- REQUIREMENT: Among the entries below, find how many lines carry the word "자동차인도일부터" and state only that figure.
## Start RECORDS FOR THIS TASK
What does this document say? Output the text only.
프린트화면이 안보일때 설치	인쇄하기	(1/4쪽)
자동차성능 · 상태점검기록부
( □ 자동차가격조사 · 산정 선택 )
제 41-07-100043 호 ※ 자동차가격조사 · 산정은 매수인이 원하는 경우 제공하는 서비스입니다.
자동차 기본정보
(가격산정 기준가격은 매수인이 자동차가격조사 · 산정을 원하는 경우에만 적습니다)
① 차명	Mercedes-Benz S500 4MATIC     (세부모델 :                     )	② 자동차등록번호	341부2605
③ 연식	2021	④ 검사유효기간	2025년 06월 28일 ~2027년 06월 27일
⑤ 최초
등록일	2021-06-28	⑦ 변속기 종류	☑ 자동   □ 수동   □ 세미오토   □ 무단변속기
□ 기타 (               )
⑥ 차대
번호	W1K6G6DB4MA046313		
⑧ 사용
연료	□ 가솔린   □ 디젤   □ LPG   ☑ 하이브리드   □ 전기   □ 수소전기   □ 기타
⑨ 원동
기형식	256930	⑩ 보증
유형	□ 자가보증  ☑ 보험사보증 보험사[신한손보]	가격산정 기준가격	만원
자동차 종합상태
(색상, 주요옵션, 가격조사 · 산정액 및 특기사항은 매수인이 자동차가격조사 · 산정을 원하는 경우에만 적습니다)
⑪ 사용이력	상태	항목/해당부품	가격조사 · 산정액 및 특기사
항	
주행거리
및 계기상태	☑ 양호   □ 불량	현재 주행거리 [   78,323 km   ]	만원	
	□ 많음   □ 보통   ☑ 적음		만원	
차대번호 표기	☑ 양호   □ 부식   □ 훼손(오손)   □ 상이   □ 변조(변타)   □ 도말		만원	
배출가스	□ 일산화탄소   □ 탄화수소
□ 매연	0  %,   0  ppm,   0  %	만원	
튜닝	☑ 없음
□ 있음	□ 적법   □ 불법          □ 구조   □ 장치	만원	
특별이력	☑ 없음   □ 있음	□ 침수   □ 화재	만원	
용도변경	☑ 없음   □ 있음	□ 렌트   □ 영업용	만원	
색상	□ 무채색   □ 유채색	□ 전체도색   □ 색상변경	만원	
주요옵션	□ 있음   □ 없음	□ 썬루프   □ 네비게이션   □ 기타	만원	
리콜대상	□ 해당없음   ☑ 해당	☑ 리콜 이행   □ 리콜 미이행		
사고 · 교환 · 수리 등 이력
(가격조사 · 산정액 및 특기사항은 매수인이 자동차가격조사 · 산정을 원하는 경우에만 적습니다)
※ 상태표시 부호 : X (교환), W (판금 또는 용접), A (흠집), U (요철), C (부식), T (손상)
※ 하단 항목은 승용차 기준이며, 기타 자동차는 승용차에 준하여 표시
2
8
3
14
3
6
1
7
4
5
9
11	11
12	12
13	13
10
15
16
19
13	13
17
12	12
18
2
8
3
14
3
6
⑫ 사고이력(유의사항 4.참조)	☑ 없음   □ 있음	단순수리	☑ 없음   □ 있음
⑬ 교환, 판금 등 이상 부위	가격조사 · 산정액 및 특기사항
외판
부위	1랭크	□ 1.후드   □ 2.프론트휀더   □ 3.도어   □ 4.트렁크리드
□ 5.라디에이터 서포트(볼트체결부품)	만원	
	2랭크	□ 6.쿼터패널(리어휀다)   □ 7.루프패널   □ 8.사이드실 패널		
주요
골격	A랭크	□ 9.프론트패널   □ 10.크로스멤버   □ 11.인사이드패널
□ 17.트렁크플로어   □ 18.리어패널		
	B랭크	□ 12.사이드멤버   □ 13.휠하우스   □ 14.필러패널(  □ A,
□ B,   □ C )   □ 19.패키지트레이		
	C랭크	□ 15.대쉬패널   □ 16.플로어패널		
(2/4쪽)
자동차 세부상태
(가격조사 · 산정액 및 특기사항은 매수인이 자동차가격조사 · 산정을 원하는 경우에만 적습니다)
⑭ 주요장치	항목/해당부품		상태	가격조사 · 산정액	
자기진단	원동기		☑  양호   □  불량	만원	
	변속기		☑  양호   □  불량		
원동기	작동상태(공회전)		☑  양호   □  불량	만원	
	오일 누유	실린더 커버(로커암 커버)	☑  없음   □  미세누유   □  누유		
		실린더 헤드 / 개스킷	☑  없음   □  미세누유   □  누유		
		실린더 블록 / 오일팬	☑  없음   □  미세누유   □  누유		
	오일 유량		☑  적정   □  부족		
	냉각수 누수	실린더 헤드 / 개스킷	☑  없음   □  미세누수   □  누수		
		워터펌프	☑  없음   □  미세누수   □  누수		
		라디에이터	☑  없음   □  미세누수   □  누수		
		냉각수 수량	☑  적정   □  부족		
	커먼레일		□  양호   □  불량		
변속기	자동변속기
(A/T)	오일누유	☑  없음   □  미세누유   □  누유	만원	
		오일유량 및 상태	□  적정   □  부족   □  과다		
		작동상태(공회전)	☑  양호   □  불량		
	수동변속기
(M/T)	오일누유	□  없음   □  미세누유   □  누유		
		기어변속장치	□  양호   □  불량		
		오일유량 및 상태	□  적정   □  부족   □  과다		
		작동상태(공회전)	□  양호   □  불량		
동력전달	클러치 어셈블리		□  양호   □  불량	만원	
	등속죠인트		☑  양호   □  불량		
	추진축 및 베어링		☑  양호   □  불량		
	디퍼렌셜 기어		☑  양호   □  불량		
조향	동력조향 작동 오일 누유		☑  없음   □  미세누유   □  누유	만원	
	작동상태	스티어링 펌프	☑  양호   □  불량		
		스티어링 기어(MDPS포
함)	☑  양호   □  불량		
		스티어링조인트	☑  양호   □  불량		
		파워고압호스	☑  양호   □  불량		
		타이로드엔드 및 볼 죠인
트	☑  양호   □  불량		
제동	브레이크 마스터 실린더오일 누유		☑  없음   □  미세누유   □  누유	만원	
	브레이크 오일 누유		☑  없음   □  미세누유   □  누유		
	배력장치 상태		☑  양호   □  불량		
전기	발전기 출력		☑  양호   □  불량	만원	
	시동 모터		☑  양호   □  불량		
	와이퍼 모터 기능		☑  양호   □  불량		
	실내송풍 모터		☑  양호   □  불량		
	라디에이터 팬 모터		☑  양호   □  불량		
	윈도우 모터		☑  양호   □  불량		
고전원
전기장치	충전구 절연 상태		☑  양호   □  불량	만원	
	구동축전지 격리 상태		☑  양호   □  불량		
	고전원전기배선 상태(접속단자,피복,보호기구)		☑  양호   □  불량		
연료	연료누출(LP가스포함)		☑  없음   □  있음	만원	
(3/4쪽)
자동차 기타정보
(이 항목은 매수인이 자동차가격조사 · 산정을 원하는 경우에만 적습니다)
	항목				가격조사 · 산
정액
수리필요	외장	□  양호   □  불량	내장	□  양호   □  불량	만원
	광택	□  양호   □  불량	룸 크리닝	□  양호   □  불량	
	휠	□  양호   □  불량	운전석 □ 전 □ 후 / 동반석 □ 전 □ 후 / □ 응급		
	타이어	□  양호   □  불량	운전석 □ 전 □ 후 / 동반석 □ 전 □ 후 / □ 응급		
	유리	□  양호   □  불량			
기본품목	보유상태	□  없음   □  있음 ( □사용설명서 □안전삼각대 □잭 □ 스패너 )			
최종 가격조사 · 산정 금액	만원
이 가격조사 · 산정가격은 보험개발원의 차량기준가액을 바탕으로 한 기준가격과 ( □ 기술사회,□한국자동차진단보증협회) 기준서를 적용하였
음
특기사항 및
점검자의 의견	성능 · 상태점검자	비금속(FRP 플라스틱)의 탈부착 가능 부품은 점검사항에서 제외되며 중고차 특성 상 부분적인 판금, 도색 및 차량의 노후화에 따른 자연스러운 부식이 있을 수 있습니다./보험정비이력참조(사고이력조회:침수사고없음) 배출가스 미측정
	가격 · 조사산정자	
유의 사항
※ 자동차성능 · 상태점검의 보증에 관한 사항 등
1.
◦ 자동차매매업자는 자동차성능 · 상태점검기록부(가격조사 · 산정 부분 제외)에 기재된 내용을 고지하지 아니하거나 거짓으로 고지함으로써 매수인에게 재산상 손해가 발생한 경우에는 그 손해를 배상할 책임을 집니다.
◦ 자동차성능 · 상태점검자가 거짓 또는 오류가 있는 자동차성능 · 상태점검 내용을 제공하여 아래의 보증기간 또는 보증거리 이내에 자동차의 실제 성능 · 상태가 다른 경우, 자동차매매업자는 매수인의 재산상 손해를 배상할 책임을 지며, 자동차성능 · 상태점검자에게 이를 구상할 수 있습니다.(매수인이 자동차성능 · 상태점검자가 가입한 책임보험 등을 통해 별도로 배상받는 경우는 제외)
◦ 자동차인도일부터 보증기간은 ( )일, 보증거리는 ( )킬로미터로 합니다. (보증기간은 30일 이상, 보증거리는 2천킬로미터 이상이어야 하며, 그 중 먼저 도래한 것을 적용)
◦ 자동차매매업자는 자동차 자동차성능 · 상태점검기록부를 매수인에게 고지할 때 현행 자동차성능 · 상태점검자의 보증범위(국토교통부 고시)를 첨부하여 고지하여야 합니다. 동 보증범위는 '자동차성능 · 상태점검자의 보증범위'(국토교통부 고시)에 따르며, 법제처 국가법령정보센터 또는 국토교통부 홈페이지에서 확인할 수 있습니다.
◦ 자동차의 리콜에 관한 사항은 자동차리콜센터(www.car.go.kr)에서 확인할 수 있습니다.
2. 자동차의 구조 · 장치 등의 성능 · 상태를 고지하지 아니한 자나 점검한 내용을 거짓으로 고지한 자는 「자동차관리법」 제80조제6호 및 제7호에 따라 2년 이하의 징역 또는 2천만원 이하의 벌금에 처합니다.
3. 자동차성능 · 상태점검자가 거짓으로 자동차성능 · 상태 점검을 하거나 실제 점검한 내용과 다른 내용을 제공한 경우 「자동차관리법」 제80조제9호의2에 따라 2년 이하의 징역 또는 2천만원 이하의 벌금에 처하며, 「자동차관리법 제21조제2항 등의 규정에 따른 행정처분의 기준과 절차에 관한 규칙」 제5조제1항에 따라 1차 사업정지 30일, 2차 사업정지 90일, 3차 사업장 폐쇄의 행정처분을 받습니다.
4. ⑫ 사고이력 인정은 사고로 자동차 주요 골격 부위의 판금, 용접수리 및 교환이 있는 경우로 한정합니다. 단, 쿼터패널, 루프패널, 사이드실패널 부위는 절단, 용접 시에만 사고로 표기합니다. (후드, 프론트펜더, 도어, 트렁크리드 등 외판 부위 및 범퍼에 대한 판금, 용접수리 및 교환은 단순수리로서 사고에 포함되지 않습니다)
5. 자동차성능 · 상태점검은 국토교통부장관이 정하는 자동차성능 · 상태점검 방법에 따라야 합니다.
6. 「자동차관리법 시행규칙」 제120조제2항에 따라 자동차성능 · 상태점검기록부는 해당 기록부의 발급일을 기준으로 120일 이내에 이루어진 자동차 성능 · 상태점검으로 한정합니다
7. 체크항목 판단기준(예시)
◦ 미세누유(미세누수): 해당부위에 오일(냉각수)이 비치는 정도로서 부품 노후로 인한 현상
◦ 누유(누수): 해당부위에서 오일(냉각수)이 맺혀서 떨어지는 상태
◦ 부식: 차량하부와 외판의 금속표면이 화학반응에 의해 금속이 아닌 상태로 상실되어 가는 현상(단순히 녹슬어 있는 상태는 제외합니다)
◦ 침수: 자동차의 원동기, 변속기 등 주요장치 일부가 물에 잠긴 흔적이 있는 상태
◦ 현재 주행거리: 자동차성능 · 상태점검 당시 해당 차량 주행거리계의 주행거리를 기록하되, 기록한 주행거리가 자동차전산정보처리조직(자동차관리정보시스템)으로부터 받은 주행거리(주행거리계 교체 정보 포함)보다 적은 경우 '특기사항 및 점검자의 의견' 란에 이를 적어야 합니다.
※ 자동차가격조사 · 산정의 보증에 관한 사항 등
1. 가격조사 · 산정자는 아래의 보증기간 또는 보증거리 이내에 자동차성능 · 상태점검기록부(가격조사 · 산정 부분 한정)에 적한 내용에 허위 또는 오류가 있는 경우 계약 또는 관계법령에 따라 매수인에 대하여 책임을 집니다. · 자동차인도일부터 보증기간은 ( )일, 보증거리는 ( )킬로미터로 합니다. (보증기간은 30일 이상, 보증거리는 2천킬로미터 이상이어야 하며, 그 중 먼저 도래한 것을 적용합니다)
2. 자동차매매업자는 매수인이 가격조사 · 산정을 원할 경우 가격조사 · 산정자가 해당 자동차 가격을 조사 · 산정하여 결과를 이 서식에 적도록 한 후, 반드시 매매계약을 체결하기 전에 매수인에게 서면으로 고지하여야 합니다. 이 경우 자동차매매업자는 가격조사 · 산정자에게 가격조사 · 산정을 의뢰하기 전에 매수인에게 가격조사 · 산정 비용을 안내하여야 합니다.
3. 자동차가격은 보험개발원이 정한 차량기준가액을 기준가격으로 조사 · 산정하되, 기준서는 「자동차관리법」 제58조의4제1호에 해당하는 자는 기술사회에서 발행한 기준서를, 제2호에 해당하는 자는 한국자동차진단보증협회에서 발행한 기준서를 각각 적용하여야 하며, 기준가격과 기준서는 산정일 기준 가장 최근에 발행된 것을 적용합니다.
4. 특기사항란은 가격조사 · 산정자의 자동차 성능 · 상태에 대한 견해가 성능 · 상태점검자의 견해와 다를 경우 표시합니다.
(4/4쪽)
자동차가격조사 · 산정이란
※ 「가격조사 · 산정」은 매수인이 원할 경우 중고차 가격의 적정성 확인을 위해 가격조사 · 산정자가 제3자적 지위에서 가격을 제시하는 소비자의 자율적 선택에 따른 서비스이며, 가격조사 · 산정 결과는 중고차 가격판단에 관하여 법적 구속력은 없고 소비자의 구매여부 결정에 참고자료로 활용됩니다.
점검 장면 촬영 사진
## End RECORDS FOR THIS TASK
- WRITTEN RESPONSE: 2